> Dataset excerpts:
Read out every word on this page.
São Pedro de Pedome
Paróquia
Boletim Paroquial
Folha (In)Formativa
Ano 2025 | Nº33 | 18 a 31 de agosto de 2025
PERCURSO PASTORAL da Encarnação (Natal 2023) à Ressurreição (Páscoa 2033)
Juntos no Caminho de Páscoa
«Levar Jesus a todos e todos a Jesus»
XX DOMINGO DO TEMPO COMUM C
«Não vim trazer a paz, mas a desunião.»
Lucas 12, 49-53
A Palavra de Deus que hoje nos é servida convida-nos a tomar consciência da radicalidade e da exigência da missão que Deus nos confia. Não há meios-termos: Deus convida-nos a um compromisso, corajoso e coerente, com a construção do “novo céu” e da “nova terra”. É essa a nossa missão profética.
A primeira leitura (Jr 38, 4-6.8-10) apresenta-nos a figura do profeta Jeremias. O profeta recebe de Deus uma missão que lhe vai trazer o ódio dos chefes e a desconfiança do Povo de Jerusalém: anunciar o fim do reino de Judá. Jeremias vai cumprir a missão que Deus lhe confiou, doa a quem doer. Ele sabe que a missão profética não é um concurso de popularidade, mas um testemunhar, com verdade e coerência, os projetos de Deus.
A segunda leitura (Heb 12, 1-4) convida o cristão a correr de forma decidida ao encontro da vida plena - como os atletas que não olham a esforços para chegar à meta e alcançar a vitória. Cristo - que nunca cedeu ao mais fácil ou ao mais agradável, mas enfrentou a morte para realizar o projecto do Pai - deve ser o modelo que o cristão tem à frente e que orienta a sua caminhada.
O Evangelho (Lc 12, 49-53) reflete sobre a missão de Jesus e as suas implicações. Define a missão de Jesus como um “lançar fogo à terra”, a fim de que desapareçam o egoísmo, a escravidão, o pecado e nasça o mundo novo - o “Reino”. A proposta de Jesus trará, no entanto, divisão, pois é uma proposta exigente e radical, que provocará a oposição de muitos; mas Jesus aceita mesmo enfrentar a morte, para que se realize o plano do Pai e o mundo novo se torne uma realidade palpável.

==

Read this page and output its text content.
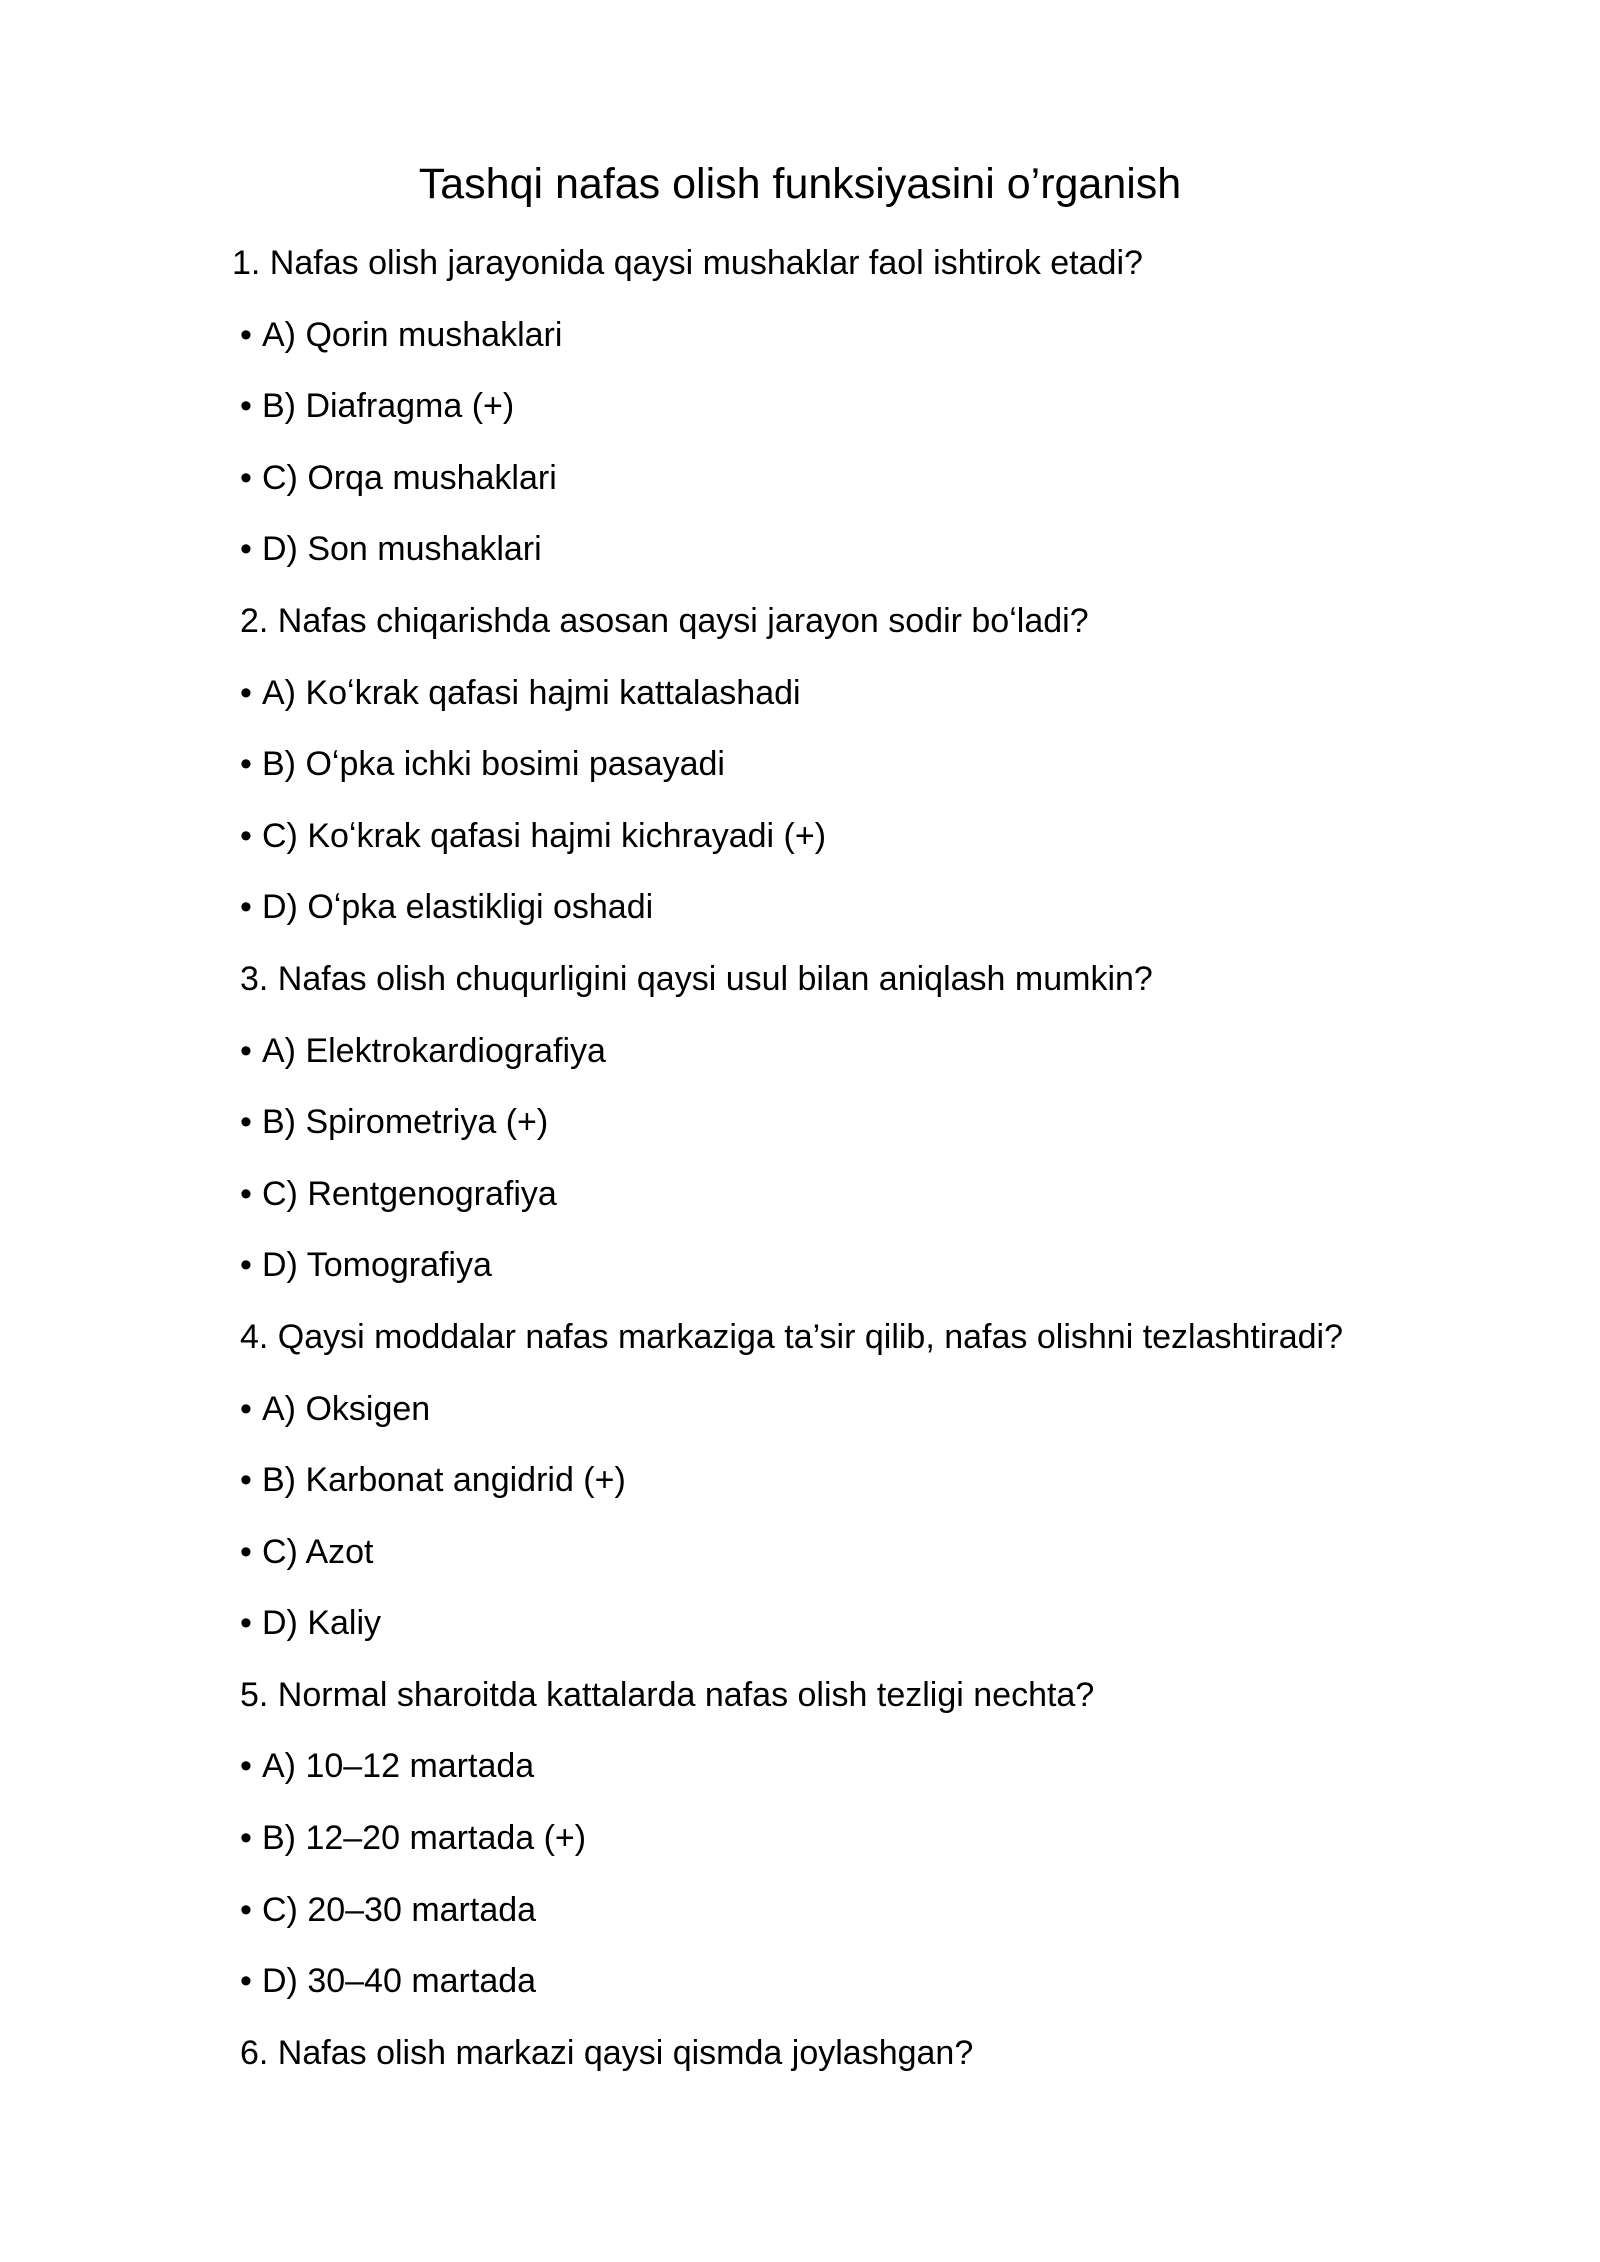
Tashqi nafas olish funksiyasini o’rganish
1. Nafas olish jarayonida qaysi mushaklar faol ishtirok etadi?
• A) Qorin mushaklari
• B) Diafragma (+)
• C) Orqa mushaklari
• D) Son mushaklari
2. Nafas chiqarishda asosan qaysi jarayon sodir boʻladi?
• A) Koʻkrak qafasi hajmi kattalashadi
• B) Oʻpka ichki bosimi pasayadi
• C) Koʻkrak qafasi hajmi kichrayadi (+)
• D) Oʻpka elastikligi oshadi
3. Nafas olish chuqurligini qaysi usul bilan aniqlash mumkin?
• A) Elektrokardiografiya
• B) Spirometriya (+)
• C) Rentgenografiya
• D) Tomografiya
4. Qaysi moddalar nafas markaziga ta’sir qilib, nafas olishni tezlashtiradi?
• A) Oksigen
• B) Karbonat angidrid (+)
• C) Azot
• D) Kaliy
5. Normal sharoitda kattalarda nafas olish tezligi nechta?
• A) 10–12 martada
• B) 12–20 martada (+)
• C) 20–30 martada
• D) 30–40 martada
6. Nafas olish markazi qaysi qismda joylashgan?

---

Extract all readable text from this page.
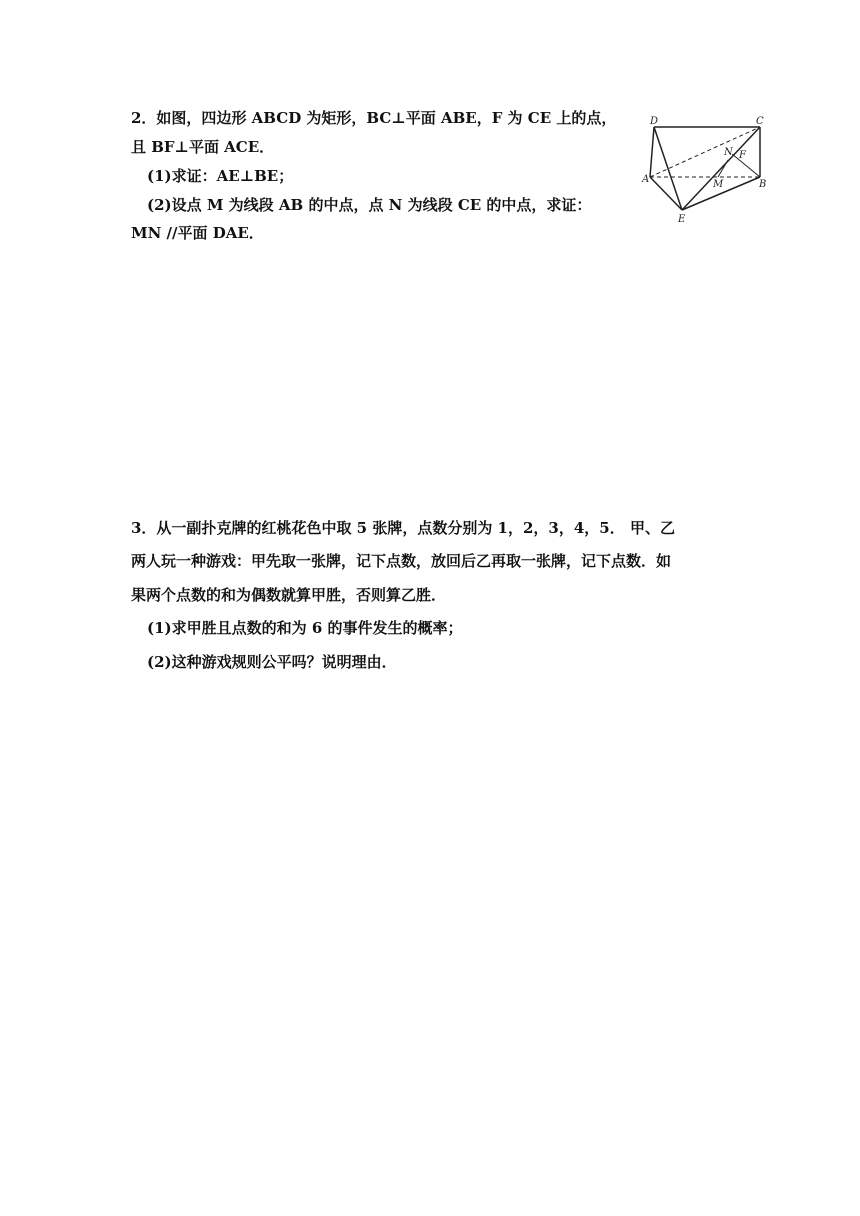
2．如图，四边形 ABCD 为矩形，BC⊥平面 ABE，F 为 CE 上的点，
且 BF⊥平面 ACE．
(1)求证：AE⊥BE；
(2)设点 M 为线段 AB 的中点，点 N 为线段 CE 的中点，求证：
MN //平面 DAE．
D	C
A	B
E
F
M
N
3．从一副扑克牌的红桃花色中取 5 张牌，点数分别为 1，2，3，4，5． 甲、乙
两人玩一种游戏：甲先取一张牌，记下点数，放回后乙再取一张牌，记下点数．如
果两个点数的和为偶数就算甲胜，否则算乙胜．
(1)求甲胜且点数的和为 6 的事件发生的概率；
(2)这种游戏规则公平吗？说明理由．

> Written task: Return every line of the preceding records in which the word "qafasi" appears.

> The reply:
• A) Koʻkrak qafasi hajmi kattalashadi
• C) Koʻkrak qafasi hajmi kichrayadi (+)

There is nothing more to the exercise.